● WORK TO DO: Copy out every line in the entries below that includes "fordelt".

====

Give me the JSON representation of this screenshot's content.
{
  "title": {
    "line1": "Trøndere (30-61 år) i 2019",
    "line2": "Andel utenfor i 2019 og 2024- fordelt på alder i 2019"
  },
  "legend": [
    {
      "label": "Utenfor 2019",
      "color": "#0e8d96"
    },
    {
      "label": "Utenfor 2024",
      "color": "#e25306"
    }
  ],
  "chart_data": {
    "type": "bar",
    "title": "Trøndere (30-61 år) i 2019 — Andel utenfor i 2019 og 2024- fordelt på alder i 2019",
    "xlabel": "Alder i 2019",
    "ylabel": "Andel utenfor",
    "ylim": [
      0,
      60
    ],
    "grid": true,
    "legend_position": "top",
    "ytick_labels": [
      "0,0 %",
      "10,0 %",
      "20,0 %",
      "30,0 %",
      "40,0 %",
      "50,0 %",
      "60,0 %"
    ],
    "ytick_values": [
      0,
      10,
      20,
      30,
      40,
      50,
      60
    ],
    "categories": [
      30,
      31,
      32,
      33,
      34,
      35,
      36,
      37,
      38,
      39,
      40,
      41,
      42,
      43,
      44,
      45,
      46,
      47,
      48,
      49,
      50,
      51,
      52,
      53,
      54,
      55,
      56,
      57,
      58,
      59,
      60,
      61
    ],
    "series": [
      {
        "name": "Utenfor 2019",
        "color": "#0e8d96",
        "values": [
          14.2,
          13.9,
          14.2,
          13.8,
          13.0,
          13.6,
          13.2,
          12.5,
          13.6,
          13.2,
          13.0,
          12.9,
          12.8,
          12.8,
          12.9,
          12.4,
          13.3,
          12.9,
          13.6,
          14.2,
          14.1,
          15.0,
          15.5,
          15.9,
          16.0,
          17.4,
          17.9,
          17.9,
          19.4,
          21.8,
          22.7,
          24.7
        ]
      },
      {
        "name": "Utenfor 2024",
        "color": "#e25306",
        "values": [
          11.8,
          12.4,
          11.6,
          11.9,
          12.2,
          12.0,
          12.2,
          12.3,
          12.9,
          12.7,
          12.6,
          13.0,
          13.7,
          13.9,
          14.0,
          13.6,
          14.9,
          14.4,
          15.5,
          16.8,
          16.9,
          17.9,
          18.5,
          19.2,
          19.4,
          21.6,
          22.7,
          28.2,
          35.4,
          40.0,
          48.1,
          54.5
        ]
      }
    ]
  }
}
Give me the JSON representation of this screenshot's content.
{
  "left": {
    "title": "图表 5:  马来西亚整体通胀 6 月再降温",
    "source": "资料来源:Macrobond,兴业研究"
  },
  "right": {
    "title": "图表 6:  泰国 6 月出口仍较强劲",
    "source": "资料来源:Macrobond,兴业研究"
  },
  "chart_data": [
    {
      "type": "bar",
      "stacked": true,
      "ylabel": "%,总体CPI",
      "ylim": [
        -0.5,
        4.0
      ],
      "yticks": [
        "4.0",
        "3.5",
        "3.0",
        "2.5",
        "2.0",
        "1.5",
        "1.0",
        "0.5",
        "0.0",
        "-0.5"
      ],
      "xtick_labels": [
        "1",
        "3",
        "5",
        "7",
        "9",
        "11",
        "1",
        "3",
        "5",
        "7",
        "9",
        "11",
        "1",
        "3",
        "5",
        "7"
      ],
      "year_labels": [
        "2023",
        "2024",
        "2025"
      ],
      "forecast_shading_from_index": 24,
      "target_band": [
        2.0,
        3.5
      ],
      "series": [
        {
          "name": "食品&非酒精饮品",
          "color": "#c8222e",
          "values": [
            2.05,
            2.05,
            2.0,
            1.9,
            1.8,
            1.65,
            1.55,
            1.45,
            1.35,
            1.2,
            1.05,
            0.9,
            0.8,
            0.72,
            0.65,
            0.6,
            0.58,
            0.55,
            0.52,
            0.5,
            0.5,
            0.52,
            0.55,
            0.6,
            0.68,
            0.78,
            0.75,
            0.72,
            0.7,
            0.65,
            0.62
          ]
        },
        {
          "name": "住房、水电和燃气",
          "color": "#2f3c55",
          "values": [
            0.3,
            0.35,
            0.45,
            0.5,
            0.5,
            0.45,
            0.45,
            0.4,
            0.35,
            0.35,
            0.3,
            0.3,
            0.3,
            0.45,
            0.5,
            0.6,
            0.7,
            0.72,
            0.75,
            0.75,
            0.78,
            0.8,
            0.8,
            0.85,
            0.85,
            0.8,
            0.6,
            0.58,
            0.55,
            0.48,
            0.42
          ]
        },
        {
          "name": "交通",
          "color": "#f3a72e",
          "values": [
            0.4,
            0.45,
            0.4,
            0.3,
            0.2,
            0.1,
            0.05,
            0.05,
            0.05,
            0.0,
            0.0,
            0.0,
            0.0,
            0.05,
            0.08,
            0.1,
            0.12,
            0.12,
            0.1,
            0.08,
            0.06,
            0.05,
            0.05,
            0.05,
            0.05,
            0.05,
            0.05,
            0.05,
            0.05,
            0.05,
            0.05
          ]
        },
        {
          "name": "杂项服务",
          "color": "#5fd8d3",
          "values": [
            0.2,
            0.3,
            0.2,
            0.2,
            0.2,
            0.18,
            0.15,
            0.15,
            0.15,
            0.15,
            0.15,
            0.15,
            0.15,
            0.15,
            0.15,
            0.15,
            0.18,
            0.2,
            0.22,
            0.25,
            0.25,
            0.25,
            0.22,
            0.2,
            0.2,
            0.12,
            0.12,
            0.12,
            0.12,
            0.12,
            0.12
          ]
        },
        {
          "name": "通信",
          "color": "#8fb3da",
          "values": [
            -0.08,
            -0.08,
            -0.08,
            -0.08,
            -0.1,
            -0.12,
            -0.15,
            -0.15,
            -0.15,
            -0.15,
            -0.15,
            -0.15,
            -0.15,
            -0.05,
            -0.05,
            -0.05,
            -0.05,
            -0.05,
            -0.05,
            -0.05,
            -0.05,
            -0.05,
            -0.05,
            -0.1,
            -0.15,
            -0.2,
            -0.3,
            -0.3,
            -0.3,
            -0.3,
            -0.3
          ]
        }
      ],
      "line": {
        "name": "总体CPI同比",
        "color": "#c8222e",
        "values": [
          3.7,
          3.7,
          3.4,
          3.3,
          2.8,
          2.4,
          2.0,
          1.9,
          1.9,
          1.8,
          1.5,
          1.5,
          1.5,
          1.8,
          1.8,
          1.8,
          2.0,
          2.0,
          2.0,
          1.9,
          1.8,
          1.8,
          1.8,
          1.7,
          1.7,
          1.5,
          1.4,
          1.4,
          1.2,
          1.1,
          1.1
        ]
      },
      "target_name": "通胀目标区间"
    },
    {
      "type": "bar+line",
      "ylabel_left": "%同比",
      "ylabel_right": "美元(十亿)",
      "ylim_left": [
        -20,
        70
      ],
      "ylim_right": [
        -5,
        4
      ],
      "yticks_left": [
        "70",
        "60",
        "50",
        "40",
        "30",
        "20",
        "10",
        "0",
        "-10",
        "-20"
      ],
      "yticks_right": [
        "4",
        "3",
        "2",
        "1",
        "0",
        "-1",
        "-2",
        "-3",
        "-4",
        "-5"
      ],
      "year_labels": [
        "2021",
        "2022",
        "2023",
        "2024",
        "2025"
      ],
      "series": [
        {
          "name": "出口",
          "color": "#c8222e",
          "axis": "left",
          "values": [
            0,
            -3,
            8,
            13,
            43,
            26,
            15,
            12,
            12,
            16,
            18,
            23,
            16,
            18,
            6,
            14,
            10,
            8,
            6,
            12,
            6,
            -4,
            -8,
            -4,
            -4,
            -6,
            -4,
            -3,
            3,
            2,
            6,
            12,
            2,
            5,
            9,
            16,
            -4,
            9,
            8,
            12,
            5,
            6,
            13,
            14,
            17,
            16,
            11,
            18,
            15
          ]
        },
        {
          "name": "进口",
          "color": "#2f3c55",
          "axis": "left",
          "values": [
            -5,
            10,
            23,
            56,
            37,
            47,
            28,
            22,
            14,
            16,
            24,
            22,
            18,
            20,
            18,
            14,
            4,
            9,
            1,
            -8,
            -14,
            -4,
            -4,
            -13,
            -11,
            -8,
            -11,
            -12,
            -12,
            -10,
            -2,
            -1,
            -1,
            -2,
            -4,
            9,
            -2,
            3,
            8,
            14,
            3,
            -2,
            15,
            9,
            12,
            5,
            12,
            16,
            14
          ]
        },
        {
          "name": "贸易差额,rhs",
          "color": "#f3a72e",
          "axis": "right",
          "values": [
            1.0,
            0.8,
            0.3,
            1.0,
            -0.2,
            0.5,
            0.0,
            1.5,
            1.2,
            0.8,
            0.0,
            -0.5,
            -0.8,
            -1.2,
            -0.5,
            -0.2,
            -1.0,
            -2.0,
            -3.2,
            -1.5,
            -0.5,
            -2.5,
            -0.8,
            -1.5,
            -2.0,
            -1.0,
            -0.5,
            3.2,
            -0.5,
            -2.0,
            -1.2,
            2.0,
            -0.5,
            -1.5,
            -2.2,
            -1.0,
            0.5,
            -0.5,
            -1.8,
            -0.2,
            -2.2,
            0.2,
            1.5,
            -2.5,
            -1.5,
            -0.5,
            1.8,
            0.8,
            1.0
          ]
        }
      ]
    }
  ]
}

====

● RESPONSE:
    "line2": "Andel utenfor i 2019 og 2024- fordelt på alder i 2019"
    "title": "Trøndere (30-61 år) i 2019 — Andel utenfor i 2019 og 2024- fordelt på alder i 2019",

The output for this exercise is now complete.